→ Work instructions
Pick out the lines below that contain the string "Temperature" and copy them all.

→ Records shown
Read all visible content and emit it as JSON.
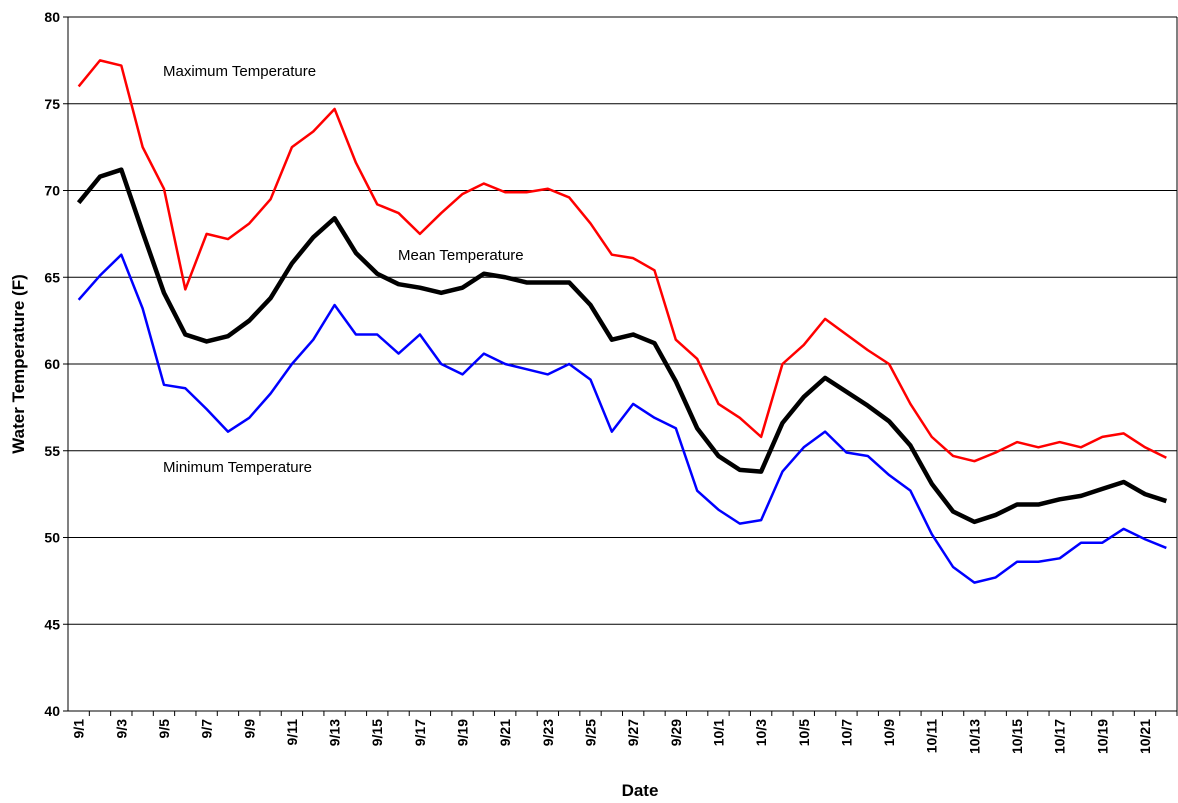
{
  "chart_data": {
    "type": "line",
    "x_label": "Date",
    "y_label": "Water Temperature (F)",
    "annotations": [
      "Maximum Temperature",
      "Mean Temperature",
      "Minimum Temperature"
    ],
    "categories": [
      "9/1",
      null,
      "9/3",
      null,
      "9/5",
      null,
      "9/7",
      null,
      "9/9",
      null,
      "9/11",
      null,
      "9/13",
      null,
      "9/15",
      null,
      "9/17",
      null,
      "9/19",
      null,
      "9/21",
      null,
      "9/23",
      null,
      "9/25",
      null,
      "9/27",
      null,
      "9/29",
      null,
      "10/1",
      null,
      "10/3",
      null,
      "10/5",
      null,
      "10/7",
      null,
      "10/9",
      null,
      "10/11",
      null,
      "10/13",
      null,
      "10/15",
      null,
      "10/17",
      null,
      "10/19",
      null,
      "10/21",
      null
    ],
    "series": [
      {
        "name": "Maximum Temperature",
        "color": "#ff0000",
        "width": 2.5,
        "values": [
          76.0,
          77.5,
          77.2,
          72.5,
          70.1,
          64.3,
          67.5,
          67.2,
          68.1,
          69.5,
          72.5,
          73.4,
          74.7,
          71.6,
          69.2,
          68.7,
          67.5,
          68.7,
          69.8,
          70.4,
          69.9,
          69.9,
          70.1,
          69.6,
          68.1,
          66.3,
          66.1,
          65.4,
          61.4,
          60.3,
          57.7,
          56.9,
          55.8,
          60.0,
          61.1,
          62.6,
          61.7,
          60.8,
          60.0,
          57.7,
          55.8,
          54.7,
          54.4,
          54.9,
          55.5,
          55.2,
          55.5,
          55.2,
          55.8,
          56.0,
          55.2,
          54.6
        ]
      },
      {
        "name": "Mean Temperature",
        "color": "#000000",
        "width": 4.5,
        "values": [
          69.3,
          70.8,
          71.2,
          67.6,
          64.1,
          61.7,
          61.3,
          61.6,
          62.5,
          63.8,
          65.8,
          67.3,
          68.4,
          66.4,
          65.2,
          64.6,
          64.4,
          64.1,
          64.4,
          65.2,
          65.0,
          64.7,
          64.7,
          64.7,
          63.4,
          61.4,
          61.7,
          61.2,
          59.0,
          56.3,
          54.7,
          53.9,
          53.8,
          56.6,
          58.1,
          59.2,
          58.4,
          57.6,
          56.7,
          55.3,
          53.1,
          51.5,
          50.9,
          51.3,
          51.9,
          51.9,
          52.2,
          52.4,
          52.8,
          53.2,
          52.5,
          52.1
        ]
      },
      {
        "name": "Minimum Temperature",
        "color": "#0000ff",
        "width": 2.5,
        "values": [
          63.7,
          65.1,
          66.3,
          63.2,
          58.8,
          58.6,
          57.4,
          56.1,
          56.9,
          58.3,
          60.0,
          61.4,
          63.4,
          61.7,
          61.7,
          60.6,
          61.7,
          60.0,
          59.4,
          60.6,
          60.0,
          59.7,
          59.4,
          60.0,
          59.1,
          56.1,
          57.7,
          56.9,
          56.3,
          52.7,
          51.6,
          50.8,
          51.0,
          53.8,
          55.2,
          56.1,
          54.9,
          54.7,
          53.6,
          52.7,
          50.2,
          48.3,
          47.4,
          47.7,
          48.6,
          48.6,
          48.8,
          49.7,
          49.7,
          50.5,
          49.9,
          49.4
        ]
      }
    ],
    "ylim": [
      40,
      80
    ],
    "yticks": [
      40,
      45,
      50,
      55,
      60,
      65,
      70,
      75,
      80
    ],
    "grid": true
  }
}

--

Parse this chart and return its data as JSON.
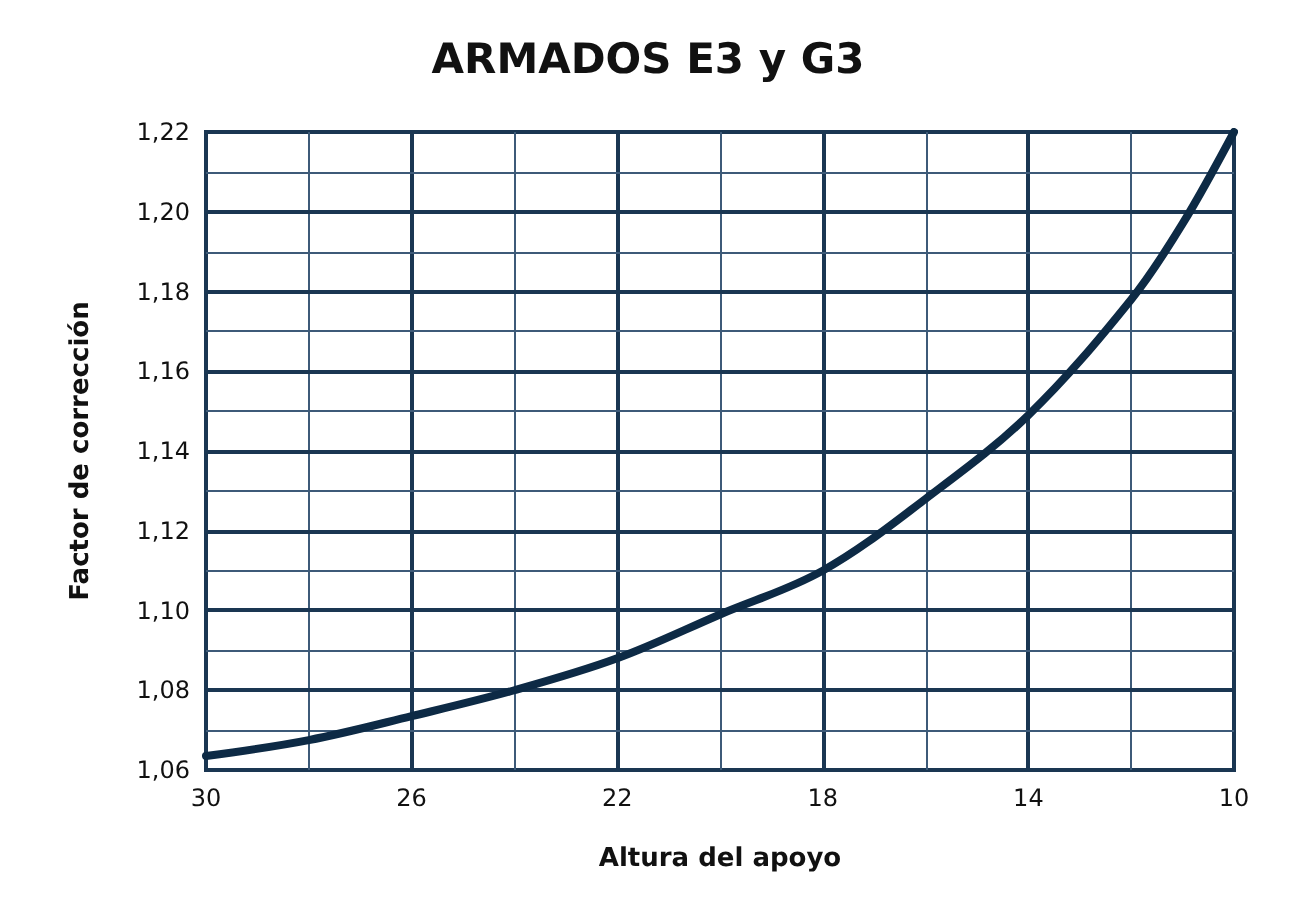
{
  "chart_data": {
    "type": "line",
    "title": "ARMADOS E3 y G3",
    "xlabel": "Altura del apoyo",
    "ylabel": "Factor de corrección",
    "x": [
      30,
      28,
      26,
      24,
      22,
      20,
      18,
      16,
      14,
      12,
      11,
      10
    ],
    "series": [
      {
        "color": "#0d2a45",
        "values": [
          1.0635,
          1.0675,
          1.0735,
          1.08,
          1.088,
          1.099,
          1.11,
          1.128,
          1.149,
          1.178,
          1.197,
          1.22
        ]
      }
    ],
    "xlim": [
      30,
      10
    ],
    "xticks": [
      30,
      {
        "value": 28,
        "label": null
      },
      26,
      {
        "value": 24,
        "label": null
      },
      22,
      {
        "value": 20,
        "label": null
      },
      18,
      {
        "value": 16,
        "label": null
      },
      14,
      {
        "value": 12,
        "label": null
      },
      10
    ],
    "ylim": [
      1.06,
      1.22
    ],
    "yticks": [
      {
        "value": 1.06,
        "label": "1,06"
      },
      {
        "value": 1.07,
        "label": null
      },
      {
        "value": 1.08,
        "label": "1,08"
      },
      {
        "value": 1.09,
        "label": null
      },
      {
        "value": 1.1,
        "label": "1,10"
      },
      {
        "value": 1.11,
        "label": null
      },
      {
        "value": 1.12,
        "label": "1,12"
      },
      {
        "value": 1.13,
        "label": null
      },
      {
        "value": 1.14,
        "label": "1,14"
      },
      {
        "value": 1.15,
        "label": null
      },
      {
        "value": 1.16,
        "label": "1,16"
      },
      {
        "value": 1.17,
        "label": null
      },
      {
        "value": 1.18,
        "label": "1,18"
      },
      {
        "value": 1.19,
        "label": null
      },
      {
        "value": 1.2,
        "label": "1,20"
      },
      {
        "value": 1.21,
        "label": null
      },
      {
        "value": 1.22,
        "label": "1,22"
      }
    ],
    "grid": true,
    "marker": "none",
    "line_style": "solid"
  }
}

==

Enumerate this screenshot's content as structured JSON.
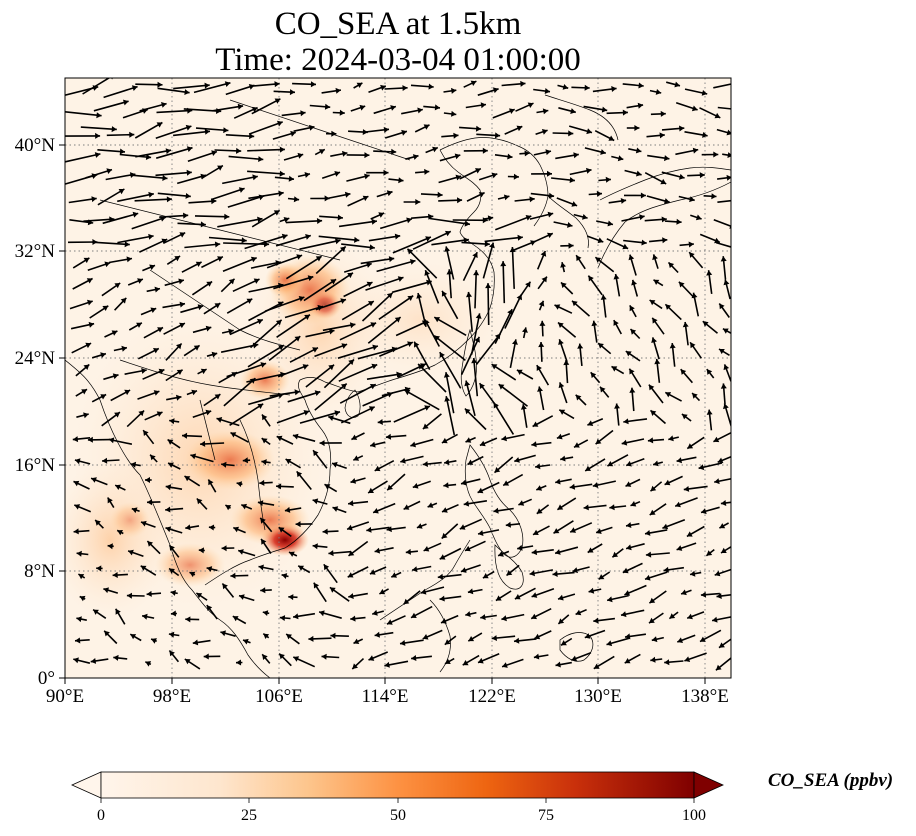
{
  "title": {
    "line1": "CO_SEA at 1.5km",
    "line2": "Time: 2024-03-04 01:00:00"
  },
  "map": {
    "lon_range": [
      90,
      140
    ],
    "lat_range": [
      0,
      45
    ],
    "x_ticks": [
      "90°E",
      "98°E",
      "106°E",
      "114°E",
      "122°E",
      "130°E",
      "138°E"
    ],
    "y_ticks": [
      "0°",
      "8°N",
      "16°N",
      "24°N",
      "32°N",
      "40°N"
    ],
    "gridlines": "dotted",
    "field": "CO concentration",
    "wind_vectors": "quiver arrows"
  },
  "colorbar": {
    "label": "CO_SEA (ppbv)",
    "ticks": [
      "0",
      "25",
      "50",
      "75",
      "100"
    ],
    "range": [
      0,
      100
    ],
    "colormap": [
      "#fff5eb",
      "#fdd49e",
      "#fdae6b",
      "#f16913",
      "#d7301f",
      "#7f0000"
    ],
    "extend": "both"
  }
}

→ Response for this exercise
    "y_label": "Water Temperature (F)",
      "Maximum Temperature",
      "Mean Temperature",
      "Minimum Temperature"
        "name": "Maximum Temperature",
        "name": "Mean Temperature",
        "name": "Minimum Temperature",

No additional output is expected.